BEGIN TEXT EXTRACT

Special handling of certain elements such as named anchors.

The default value is true.

browser.getConfig().setDefaultFont(String logical, String physical)

Configures the default physical fonts that should be used instead of the logical Java families. The typical usage is the following:

        browser.getConfig().setDefaultFont(java.awt.Font.SERIF, "Times New Roman");
        browser.getConfig().setDefaultFont(java.awt.Font.SANS_SERIF, "Arial");
        browser.getConfig().setDefaultFont(java.awt.Font.MONOSPACED, "Courier New");

browser.getConfig().registerDocumentSource(Class<? extends DocumentSource>)

browser.getConfig().registerDOMSource(Class<? extends DOMSource>)

Register the DocumentSource and DOMSource implementation used for automatic loading of the referenced documents. See the Custom Document Sources and Parsers section for details.

Custom Document Sources and Parsers

CSSBox contains two generic abstract classes that represent the document source and the parser and provides their default implementations:

DocumentSource represents a generic source of documents that is able to obtain a document based on its URL. The default DefaultDocumentSource implementation uses the standard Java URLConnection mechanism extended by the support of data: URL scheme.
DOMSource represents a parser that is able to create a DOM from a document source. The default DefaultDOMSource implementation is based on the NekoHTML parser.

END TEXT EXTRACT

GIVEN INSTRUCTION 1
Give the CSSBox text again from "DocumentSource represents a" up to and including "data: URL scheme.", swapping "URLConnection" for "HttpURLConnection".
GIVEN INSTRUCTION 2
Write the next part of the CSSBox text, starting right after its last sentence.

BEGIN RECORDED DATA

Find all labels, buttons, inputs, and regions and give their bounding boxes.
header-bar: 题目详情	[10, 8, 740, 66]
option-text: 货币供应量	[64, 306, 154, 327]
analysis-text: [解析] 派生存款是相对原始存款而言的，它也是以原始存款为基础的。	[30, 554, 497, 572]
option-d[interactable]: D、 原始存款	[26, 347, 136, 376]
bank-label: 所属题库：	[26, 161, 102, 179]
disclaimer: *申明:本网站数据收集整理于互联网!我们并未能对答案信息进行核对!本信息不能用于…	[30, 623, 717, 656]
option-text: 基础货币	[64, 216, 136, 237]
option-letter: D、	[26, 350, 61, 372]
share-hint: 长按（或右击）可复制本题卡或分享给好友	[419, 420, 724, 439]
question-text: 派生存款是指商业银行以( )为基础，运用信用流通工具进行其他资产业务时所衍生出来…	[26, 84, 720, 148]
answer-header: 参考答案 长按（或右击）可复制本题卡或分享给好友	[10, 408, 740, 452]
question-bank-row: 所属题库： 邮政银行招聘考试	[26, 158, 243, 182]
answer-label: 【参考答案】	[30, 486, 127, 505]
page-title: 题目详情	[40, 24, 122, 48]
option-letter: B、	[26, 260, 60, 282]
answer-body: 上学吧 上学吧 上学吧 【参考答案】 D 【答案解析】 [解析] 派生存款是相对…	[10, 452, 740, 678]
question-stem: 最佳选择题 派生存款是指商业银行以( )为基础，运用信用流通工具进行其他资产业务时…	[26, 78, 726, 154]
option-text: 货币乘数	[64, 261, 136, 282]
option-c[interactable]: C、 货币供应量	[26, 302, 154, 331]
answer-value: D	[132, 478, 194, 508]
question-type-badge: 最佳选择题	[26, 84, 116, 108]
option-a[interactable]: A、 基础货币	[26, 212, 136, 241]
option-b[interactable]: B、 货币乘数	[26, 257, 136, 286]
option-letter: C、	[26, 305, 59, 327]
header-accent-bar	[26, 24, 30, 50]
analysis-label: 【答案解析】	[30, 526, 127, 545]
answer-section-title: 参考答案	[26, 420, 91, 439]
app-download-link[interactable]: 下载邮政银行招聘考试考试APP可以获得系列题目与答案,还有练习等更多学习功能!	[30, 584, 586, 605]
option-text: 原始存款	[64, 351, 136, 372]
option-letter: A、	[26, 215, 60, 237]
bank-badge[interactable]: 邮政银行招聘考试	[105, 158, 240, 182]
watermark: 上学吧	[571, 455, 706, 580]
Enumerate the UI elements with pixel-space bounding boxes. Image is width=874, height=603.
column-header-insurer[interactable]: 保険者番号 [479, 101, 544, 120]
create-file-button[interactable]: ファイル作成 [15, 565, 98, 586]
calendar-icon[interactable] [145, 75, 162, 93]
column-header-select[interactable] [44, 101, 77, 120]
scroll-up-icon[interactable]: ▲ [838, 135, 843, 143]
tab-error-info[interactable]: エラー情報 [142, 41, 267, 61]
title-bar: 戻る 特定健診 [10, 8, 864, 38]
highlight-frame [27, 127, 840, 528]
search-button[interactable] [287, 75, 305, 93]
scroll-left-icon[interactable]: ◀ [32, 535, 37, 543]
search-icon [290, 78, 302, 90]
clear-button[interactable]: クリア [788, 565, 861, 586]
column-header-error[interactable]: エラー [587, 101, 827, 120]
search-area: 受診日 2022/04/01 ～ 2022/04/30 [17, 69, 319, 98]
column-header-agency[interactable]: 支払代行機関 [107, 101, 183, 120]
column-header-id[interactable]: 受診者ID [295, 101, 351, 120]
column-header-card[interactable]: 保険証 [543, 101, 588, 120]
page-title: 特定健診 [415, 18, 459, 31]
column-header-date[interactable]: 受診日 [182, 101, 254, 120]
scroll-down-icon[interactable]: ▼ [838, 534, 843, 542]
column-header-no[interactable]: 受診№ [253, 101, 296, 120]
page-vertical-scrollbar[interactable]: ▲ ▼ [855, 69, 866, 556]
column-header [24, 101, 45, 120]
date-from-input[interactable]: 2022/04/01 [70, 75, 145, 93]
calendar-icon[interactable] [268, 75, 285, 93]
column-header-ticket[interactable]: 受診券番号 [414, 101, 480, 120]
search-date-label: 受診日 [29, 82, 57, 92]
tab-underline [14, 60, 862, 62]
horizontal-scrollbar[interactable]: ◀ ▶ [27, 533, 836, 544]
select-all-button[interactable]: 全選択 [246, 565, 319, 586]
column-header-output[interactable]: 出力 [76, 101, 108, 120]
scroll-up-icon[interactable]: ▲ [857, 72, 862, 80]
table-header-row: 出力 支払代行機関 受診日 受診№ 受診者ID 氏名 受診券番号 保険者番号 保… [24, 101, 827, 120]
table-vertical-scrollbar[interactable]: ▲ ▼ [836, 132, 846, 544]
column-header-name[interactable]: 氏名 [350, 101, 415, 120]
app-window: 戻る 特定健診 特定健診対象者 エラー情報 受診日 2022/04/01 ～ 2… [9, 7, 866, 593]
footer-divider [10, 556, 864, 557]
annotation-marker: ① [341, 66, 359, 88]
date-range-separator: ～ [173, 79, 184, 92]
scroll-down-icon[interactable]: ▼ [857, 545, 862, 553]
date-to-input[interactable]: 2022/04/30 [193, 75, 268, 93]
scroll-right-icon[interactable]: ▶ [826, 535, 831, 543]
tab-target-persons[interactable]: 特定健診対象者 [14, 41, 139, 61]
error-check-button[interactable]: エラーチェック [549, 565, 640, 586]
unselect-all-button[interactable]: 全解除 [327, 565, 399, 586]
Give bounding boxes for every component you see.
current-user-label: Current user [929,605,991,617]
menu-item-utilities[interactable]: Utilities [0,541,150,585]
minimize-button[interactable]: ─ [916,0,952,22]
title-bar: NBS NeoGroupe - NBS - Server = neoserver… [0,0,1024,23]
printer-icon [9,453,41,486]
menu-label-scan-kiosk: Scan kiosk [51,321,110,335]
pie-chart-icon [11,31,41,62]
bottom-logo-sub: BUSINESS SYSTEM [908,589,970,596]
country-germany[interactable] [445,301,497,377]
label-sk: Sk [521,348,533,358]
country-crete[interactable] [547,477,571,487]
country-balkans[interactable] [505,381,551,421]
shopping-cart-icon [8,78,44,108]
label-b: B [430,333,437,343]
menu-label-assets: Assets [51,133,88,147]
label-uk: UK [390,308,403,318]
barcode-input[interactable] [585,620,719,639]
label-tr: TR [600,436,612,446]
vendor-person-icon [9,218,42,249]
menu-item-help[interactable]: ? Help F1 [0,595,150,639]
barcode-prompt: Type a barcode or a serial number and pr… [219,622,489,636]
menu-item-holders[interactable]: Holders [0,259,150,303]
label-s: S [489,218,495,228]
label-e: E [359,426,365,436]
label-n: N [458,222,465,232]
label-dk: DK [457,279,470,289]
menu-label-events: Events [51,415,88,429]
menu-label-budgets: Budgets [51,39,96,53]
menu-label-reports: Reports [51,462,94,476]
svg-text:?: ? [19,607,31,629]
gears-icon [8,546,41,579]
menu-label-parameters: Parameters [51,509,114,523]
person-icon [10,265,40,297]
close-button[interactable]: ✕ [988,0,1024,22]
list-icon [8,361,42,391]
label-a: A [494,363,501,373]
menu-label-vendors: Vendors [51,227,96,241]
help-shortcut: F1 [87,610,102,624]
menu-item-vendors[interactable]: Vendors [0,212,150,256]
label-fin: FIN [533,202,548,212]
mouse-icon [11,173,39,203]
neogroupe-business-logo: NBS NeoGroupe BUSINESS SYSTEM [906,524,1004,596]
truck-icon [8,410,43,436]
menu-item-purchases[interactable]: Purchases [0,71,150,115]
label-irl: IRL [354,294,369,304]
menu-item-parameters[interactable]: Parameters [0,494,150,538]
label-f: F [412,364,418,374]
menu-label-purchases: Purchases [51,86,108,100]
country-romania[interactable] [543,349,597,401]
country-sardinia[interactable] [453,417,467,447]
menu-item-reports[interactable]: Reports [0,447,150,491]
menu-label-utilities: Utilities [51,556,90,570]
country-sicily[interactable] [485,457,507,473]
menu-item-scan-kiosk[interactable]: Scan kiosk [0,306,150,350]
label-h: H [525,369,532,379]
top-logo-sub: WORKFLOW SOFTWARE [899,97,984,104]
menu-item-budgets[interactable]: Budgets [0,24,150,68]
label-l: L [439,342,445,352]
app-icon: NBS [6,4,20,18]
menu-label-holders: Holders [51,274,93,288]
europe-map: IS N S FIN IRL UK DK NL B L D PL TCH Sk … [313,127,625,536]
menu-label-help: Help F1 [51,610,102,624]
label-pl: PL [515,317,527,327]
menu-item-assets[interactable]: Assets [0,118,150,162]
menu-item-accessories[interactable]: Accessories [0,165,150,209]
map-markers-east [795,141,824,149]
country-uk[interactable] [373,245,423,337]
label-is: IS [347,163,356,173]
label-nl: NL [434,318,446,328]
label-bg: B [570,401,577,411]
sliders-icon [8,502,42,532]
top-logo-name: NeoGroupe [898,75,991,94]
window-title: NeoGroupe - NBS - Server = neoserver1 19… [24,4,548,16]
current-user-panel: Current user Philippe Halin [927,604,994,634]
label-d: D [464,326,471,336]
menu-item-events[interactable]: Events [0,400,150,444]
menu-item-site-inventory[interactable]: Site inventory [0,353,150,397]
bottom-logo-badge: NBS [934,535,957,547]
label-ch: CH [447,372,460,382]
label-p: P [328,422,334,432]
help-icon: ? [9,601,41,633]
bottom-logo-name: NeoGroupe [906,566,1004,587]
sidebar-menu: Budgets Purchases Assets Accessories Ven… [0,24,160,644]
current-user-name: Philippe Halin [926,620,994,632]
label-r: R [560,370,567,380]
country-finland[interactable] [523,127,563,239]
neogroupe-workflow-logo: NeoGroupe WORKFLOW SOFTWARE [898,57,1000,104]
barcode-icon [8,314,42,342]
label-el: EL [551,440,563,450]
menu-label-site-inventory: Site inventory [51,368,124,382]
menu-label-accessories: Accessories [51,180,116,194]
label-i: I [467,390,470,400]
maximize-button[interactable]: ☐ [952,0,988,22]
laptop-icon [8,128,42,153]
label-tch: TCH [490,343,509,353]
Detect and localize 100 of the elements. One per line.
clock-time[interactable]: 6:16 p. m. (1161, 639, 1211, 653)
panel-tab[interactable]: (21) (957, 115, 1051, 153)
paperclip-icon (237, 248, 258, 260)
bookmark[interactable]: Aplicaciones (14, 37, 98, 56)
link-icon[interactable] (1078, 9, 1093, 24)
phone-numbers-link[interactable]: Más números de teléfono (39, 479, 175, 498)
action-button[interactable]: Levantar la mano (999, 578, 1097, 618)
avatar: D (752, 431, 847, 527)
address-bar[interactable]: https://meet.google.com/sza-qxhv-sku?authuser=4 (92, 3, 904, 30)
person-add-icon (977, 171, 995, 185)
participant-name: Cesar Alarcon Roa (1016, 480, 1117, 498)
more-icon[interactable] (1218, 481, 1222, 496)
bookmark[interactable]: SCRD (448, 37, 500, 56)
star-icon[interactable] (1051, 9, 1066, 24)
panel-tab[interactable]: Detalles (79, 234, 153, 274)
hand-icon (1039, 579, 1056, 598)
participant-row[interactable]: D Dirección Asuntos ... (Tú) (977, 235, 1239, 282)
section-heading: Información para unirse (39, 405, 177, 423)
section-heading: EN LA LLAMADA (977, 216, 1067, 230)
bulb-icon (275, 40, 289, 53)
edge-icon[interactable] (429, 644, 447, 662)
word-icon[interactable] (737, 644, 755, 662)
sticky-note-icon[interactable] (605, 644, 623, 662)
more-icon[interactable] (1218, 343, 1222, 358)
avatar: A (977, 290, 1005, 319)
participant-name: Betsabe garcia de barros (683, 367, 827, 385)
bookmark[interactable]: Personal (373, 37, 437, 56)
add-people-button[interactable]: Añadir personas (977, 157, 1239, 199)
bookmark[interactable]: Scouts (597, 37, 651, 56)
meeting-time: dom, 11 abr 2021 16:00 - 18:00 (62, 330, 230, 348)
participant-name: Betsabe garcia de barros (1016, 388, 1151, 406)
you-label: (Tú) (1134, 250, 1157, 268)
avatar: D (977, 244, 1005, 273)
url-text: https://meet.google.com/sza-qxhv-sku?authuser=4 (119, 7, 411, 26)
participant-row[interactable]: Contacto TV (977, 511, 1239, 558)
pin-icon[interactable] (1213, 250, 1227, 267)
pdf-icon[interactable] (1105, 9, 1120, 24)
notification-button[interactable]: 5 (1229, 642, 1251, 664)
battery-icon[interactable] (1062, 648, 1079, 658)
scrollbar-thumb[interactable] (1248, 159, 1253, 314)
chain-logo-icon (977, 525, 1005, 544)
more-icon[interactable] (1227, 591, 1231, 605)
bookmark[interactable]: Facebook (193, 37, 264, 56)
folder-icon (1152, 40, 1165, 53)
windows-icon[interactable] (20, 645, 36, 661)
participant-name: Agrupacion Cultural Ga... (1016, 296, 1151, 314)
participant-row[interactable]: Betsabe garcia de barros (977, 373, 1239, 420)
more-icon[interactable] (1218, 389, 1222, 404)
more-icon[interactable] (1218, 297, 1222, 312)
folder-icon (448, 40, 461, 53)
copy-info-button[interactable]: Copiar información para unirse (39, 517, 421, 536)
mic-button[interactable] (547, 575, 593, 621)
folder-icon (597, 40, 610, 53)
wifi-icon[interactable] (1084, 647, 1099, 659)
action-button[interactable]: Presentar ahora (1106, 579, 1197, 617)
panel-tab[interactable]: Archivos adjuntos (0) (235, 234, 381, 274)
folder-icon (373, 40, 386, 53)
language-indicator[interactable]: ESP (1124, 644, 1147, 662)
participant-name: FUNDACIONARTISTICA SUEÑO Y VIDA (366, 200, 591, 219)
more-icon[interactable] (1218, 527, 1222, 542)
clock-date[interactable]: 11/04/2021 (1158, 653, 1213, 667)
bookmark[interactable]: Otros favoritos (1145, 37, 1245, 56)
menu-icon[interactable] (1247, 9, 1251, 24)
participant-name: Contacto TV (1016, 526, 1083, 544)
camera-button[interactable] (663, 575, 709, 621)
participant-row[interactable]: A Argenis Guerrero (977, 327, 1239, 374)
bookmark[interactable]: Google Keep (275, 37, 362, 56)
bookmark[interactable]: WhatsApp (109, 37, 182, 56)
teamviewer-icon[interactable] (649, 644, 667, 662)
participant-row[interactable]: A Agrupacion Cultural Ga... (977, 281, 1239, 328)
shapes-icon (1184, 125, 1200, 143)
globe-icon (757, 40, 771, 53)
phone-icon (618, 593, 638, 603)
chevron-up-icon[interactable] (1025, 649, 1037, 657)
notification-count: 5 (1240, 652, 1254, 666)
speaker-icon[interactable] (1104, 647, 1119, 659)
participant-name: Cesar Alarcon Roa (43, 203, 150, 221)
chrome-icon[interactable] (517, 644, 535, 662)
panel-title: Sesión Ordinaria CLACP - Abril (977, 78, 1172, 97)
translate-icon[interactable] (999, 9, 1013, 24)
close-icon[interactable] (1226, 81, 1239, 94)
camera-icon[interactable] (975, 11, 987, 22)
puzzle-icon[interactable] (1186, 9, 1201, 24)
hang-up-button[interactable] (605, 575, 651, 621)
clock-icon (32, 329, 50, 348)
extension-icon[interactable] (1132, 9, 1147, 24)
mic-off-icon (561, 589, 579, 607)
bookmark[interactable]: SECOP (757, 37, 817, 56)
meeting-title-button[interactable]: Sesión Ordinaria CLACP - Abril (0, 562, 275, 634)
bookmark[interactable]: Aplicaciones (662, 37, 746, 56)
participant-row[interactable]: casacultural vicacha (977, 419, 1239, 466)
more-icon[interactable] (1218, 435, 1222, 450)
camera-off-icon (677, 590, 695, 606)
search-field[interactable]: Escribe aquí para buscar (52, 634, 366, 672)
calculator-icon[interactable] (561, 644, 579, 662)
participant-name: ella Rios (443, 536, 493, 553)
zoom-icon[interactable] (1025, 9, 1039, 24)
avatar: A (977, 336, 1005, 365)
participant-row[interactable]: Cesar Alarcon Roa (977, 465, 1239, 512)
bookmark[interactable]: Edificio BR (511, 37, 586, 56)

END RECORDED DATA

RESPONSE 1
DocumentSource represents a generic source of documents that is able to obtain a document based on its URL. The default DefaultDocumentSource implementation uses the standard Java HttpURLConnection mechanism extended by the support of data: URL scheme.

RESPONSE 2
The default implementations may be used for obtaining the DOM from an URL easily as shown in the Document Loading section. Moreover, CSSBox uses these implementations for obtaining the documents referenced from the HTML code such as images and embedded objects.

When a different implementation of the document source or the parser is required (e.g. for obtaining the documents from a non-standard source, using a different parser implementation, etc.), it is possible to create a custom implementation of the appropriate abstract class. Then, the new implementation may be registered using the browser configuration browser.getConfig().registerDocumentSource() and browser.getConfig().registerDOMSource() methods as mentioned above in the Configuration Options section.

Rendered Document Model

The resulting document layout is represented as a tree of boxes. Each box creates a rectangular area in the resulting page and it corresponds to a particular rendered HTML element. There may be multiple boxes corresponding to a single element; e.g. a multi-line paragraph <p> is split to several line boxes. A box may be either composed from child boxes or it may correspond to a particular part of the document content, which may be a text string or replaced content (e.g. images).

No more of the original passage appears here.